- WORK TO DO -
Each line of the listing that contains the word "decks" is to be copied.

• • • • •

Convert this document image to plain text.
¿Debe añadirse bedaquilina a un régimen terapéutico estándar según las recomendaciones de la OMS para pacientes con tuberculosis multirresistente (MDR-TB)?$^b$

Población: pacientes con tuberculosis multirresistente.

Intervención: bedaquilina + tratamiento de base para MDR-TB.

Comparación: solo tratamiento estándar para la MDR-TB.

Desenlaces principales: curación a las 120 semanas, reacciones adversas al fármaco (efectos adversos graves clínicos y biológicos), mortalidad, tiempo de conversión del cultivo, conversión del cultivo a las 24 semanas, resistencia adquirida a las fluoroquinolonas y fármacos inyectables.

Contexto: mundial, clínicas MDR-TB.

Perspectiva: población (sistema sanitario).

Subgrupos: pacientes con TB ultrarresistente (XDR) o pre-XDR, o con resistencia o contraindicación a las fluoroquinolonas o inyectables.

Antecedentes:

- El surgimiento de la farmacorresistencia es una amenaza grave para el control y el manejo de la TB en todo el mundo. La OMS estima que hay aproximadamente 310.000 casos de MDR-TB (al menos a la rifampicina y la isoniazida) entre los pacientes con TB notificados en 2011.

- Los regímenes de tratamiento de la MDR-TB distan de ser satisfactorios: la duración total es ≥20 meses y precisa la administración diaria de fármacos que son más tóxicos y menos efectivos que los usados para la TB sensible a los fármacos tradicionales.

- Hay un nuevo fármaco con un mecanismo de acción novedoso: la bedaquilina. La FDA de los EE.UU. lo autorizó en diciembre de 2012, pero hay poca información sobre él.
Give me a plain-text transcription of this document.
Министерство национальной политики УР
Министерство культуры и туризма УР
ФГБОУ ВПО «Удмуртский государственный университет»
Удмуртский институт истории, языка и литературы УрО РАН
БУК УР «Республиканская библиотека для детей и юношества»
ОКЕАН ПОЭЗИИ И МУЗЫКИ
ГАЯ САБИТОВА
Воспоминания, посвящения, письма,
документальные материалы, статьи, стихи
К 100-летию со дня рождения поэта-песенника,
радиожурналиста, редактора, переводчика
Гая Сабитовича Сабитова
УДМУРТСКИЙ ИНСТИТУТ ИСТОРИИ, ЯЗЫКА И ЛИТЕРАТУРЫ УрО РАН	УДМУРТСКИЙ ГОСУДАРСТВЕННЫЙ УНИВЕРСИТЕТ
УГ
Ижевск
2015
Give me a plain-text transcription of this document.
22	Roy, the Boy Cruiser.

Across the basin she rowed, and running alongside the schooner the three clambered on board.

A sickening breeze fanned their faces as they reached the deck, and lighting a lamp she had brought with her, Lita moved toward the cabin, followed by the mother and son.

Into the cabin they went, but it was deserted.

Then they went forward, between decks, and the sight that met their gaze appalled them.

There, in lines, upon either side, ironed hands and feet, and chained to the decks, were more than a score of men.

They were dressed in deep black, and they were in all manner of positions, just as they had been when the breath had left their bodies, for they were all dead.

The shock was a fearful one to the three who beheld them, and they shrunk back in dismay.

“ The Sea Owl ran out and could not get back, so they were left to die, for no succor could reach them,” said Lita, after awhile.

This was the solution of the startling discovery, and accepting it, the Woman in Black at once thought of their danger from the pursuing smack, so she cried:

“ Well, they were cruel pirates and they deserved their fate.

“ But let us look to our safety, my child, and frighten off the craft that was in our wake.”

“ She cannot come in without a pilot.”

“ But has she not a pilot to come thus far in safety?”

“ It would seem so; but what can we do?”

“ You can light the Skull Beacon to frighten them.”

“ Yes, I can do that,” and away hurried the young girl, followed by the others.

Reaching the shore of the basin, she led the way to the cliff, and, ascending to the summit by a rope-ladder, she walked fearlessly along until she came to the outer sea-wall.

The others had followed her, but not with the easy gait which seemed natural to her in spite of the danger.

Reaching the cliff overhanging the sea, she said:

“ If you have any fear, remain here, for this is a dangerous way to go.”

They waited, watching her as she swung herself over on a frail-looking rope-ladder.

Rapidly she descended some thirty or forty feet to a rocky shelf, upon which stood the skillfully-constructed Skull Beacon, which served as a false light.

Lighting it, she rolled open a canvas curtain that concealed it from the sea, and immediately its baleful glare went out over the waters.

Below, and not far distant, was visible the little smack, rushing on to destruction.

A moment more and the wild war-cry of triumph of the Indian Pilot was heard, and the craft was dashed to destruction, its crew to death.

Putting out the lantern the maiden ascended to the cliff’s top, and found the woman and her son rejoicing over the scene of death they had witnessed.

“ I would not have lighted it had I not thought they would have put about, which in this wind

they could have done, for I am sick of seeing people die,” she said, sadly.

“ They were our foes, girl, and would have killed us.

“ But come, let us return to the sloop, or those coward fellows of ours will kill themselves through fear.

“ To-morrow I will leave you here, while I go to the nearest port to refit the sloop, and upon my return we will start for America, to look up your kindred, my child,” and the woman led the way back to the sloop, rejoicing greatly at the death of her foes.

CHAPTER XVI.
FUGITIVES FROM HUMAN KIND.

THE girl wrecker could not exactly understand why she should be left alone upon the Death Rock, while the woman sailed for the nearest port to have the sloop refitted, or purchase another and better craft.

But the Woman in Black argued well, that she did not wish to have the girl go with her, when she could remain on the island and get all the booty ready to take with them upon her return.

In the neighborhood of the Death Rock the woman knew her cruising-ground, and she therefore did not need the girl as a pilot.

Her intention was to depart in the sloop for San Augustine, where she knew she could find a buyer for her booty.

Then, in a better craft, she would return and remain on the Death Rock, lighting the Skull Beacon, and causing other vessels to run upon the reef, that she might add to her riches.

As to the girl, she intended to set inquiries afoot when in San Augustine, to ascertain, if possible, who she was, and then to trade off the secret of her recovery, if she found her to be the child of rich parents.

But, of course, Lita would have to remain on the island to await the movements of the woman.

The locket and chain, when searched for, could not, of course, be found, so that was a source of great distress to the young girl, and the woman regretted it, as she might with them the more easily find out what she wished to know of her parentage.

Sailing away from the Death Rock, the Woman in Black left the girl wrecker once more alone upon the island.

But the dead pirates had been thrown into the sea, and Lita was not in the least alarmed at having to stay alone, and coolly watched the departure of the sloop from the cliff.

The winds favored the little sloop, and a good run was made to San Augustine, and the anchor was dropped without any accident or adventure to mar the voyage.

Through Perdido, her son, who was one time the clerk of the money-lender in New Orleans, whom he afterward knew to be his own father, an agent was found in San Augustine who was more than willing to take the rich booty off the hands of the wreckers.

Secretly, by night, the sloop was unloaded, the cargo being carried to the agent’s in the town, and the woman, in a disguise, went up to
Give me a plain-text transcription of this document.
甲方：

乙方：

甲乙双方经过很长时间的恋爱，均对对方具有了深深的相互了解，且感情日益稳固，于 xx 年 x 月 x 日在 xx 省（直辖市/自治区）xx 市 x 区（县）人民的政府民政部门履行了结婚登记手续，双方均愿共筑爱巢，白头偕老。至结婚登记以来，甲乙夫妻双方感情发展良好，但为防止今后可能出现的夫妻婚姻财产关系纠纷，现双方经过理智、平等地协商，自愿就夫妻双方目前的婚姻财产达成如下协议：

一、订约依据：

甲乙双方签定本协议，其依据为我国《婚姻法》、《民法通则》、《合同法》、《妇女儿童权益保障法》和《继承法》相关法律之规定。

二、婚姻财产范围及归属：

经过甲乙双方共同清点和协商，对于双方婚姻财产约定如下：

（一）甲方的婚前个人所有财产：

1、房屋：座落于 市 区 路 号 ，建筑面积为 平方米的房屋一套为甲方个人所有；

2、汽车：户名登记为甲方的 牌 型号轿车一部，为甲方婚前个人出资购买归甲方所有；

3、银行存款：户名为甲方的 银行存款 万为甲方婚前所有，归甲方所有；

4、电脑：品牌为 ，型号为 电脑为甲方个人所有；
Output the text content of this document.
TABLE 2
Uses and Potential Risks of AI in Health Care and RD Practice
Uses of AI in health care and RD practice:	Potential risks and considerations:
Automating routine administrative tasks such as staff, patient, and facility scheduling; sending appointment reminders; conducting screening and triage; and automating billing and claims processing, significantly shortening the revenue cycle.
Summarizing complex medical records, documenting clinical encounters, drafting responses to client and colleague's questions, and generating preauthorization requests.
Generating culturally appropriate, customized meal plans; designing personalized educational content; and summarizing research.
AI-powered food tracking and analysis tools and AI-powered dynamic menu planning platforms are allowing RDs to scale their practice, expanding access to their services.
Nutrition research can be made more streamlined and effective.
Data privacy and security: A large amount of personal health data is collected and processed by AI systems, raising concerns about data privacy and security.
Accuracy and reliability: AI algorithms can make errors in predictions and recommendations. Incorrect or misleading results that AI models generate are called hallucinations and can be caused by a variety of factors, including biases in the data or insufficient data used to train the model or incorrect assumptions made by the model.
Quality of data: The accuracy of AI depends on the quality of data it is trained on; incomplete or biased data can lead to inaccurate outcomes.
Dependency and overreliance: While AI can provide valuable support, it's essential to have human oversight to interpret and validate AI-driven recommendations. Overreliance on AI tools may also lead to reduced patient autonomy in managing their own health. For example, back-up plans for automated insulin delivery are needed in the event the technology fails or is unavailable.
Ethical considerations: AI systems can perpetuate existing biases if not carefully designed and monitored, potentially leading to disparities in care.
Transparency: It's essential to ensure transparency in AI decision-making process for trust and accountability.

• • • • •

- REPLY TO THE EXERCISE -
Then they went forward, between decks, and the sight that met their gaze appalled them.
There, in lines, upon either side, ironed hands and feet, and chained to the decks, were more than a score of men.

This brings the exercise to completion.